Exercise description
Within the data that follows, how many lines carry the string "June"? Give the number alone.

************

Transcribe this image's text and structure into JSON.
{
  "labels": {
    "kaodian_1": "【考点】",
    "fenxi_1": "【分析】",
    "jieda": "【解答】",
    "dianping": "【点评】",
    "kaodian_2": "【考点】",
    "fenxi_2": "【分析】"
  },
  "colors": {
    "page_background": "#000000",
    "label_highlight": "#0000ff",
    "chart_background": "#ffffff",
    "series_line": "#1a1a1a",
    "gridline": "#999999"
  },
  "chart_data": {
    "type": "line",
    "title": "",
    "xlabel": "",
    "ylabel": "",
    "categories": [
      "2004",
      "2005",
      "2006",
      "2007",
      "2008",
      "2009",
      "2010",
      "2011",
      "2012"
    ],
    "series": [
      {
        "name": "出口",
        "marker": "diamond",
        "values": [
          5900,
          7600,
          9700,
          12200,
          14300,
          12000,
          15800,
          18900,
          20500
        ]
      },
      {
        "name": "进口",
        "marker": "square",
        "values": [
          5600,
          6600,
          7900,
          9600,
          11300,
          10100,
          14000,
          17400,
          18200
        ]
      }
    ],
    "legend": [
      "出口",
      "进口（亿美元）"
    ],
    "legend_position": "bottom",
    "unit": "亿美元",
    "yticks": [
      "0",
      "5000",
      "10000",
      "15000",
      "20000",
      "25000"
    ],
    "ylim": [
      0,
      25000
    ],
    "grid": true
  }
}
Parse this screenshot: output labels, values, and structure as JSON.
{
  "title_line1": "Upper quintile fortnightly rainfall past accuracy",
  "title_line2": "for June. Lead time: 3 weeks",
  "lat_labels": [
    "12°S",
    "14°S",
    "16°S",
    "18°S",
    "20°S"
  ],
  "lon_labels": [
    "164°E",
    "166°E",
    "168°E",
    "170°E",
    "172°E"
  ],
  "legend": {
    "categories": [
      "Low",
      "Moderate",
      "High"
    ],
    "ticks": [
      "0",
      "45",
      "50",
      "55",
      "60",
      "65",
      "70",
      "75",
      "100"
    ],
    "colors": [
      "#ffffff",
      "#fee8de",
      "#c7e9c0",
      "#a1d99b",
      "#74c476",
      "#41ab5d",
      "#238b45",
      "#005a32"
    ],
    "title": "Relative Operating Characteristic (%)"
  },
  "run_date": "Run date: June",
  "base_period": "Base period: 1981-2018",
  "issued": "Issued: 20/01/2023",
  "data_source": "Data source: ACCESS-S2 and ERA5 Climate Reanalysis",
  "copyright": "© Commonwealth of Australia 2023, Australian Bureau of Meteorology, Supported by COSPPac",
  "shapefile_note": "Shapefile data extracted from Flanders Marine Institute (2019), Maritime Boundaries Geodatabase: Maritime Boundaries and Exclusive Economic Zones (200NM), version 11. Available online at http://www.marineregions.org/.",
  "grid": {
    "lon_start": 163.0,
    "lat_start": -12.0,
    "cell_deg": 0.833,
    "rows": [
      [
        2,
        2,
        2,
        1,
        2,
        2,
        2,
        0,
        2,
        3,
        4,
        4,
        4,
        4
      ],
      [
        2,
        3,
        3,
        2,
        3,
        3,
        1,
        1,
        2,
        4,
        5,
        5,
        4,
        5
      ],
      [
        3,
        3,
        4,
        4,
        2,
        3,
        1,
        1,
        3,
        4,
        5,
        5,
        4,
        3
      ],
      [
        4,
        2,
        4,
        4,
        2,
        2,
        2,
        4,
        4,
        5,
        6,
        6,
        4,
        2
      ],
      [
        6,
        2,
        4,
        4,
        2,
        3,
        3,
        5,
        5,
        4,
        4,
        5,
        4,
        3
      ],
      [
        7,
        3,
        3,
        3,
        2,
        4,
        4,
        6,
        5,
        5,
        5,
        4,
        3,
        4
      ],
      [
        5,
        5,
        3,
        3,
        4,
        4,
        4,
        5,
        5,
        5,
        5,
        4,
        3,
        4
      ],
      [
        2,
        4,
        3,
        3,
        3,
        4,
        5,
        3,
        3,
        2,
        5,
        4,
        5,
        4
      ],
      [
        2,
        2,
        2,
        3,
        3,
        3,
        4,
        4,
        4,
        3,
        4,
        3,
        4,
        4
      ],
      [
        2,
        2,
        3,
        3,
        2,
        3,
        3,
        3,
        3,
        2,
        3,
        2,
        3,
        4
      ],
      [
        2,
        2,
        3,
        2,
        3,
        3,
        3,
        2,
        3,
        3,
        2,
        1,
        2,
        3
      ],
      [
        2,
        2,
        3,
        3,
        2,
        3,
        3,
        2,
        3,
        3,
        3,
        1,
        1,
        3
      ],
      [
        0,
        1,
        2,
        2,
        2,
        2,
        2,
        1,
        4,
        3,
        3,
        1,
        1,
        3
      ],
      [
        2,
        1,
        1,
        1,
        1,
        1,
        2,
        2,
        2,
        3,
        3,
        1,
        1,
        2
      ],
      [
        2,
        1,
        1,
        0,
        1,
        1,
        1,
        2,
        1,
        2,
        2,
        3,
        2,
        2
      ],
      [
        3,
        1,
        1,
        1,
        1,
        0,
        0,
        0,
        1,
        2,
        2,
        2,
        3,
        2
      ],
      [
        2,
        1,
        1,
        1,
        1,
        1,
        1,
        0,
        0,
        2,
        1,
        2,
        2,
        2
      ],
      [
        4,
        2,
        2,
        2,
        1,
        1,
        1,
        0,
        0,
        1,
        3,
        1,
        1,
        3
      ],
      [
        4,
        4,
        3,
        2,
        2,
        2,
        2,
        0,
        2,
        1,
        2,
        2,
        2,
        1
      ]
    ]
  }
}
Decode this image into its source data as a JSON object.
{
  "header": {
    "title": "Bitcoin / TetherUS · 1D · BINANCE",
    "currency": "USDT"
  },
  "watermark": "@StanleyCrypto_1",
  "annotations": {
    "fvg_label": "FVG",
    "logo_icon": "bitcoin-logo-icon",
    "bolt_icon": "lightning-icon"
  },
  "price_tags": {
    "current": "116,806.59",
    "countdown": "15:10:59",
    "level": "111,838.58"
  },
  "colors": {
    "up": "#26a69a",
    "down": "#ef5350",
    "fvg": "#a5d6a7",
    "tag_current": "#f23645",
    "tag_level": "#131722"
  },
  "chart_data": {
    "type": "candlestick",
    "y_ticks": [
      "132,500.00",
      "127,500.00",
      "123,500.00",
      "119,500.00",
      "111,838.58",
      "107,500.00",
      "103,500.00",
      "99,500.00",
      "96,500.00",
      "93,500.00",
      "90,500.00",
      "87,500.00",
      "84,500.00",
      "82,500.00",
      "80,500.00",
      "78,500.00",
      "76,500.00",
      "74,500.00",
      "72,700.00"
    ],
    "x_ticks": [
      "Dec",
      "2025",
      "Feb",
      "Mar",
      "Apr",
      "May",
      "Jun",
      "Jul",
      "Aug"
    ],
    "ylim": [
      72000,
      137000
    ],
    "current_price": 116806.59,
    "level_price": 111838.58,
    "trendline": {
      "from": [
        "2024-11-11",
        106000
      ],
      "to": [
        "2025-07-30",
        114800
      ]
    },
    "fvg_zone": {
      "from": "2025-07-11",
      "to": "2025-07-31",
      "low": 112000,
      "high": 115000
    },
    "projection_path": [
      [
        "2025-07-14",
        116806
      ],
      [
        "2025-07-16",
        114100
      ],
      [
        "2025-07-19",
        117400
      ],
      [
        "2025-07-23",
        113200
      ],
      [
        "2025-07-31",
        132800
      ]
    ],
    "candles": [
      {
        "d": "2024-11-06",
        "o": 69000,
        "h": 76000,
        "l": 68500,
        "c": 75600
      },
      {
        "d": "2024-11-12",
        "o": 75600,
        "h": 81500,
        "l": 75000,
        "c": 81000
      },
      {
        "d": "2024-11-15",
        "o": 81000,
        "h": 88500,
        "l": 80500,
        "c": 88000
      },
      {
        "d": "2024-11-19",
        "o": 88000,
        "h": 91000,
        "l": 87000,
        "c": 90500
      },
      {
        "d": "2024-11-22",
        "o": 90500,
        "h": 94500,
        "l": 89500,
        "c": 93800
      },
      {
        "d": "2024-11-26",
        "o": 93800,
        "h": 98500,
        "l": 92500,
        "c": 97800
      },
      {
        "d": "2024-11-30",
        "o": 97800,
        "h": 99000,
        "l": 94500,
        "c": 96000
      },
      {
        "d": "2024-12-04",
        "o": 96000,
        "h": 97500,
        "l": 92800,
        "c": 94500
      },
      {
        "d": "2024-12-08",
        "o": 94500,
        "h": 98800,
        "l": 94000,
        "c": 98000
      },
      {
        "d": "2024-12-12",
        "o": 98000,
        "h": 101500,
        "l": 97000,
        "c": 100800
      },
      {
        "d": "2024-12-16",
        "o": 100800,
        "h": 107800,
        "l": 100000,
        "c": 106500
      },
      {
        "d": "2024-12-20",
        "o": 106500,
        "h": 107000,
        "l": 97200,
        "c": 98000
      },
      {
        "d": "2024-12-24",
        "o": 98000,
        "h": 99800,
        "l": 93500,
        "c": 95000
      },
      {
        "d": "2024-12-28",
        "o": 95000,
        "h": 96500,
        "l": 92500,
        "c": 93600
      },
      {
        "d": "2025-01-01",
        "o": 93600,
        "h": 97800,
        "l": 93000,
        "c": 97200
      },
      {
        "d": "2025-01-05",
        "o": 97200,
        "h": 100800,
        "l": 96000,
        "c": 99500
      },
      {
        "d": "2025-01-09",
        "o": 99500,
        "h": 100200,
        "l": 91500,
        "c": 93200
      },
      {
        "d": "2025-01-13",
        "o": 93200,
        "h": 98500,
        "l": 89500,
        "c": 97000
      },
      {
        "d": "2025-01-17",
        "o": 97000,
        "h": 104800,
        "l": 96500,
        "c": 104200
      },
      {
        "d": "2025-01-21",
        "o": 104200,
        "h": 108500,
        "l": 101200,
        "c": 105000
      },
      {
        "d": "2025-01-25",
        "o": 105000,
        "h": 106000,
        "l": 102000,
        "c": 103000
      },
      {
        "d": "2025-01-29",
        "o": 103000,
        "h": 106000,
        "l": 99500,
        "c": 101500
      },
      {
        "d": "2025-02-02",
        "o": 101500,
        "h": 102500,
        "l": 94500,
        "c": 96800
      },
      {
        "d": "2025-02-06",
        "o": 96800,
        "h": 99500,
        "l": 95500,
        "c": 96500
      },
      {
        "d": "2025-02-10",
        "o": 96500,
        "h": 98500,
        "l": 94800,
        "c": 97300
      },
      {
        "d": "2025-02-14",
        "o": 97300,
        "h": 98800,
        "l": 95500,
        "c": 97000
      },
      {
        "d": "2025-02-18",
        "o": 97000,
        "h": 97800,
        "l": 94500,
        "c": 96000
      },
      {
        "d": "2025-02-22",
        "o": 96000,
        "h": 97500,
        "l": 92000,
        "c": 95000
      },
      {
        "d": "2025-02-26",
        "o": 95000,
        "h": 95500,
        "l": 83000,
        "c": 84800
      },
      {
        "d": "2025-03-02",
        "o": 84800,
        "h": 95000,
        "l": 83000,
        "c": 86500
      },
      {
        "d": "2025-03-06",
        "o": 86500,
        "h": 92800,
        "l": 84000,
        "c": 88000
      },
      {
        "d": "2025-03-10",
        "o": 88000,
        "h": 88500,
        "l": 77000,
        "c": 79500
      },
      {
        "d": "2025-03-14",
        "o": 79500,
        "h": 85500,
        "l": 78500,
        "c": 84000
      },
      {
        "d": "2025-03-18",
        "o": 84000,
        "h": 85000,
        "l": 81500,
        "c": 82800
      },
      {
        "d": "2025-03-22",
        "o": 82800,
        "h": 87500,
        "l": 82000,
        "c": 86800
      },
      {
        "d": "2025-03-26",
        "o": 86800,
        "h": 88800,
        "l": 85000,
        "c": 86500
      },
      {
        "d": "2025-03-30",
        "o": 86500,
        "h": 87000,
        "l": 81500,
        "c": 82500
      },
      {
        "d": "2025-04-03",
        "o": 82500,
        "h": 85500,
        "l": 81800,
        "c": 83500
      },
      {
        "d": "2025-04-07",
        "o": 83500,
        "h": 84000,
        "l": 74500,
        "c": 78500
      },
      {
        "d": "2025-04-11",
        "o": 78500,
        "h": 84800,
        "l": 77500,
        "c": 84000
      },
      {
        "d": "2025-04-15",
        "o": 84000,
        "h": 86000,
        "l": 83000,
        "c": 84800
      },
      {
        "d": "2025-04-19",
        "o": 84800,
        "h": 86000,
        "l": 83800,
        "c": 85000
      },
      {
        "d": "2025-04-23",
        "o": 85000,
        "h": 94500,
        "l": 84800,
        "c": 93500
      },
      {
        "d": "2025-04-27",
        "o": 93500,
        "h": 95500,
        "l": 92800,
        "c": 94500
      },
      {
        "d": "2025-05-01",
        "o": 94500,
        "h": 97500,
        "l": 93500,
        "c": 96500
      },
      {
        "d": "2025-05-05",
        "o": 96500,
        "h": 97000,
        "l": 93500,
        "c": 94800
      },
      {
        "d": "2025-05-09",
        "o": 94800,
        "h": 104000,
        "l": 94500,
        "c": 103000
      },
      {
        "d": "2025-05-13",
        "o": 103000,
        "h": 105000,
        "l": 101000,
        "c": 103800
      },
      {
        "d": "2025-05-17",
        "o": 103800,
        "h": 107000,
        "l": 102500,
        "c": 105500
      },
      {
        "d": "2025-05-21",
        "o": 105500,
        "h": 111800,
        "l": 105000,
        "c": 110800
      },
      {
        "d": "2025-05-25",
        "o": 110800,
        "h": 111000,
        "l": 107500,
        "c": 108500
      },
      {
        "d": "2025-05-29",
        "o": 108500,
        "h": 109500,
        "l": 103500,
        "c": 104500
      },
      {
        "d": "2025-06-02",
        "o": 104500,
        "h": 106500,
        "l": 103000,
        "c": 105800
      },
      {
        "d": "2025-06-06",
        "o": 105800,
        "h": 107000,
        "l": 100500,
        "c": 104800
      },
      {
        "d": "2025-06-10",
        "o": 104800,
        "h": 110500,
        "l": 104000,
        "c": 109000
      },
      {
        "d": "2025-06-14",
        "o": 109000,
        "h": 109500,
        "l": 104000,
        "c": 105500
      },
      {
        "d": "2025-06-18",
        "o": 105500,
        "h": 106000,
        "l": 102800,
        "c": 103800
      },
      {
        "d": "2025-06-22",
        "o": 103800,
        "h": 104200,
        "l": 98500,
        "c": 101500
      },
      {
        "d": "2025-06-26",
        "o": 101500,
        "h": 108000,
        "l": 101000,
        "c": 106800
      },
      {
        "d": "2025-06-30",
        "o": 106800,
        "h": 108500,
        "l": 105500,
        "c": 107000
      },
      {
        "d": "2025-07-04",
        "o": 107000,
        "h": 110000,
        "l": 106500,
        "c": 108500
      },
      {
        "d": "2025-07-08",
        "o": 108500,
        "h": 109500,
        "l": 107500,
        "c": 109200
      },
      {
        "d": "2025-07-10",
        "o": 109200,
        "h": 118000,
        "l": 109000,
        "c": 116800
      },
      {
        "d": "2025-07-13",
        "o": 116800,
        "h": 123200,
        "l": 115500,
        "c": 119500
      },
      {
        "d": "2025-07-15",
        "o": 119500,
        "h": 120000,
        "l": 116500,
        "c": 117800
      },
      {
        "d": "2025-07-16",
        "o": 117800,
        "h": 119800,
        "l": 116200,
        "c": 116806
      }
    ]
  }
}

************

Answer for this exercise
2